Lines of data
----
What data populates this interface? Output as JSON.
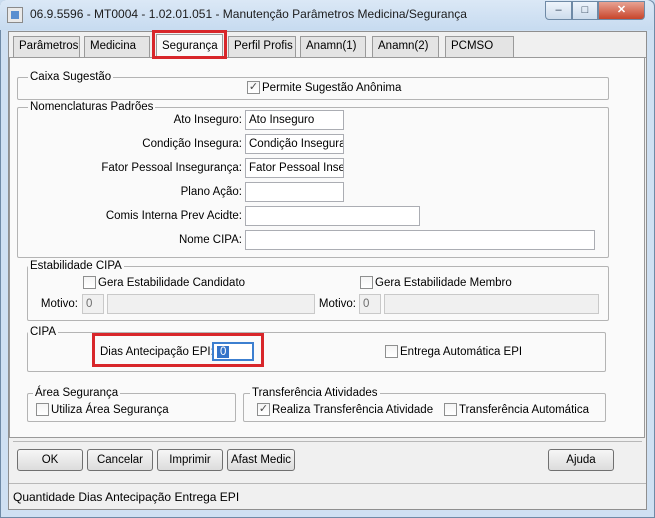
{
  "window": {
    "title": "06.9.5596 - MT0004 - 1.02.01.051 - Manutenção Parâmetros Medicina/Segurança",
    "minimize": "–",
    "maximize": "□",
    "close": "✕"
  },
  "tabs": [
    {
      "label": "Parâmetros"
    },
    {
      "label": "Medicina"
    },
    {
      "label": "Segurança",
      "active": true
    },
    {
      "label": "Perfil Profis"
    },
    {
      "label": "Anamn(1)"
    },
    {
      "label": "Anamn(2)"
    },
    {
      "label": "PCMSO"
    }
  ],
  "caixa_sugestao": {
    "legend": "Caixa Sugestão",
    "permite_label": "Permite Sugestão Anônima",
    "permite_checked": true
  },
  "nomenclaturas": {
    "legend": "Nomenclaturas Padrões",
    "ato_inseguro_label": "Ato Inseguro:",
    "ato_inseguro_value": "Ato Inseguro",
    "condicao_label": "Condição Insegura:",
    "condicao_value": "Condição Insegura",
    "fator_label": "Fator Pessoal Insegurança:",
    "fator_value": "Fator Pessoal Inseg",
    "plano_label": "Plano Ação:",
    "plano_value": "",
    "comis_label": "Comis Interna Prev Acidte:",
    "comis_value": "",
    "nome_cipa_label": "Nome CIPA:",
    "nome_cipa_value": ""
  },
  "estabilidade": {
    "legend": "Estabilidade CIPA",
    "candidato_label": "Gera Estabilidade Candidato",
    "candidato_checked": false,
    "membro_label": "Gera Estabilidade Membro",
    "membro_checked": false,
    "motivo1_label": "Motivo:",
    "motivo1_value": "0",
    "motivo2_label": "Motivo:",
    "motivo2_value": "0"
  },
  "cipa": {
    "legend": "CIPA",
    "dias_label": "Dias Antecipação EPI:",
    "dias_value": "0",
    "entrega_label": "Entrega Automática EPI",
    "entrega_checked": false
  },
  "area_seguranca": {
    "legend": "Área Segurança",
    "utiliza_label": "Utiliza Área Segurança",
    "utiliza_checked": false
  },
  "transferencia": {
    "legend": "Transferência Atividades",
    "realiza_label": "Realiza Transferência Atividade",
    "realiza_checked": true,
    "automatica_label": "Transferência Automática",
    "automatica_checked": false
  },
  "buttons": {
    "ok": "OK",
    "cancelar": "Cancelar",
    "imprimir": "Imprimir",
    "afast_medic": "Afast Medic",
    "ajuda": "Ajuda"
  },
  "status_bar": {
    "text": "Quantidade Dias Antecipação Entrega EPI"
  },
  "highlight_color": "#d8262a"
}
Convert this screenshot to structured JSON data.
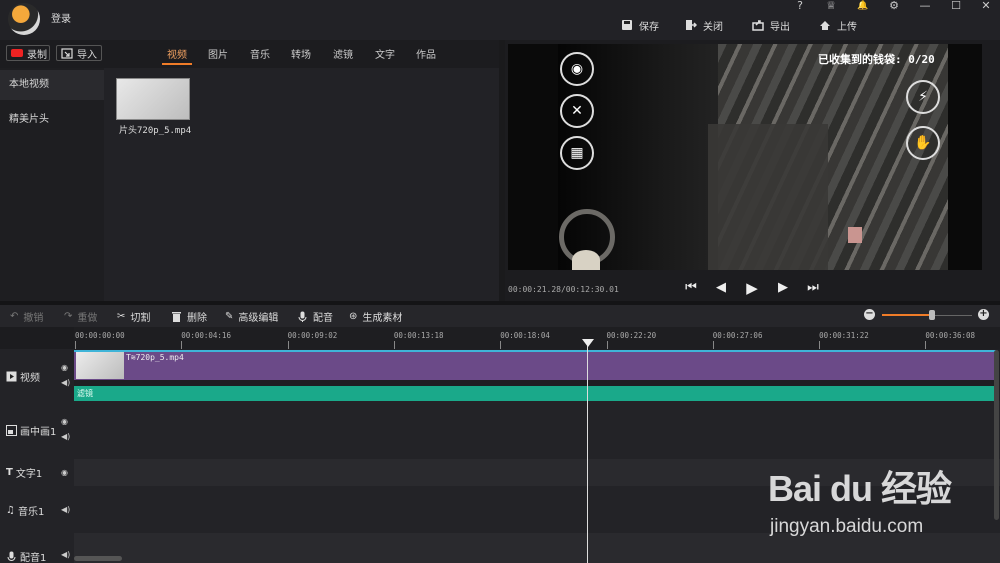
----
AIM ▸ Extract every line from the records above that contains the word "Condição".

CORRECT OUTPUT ▸
    "condicao_label": "Condição Insegura:",
    "condicao_value": "Condição Insegura",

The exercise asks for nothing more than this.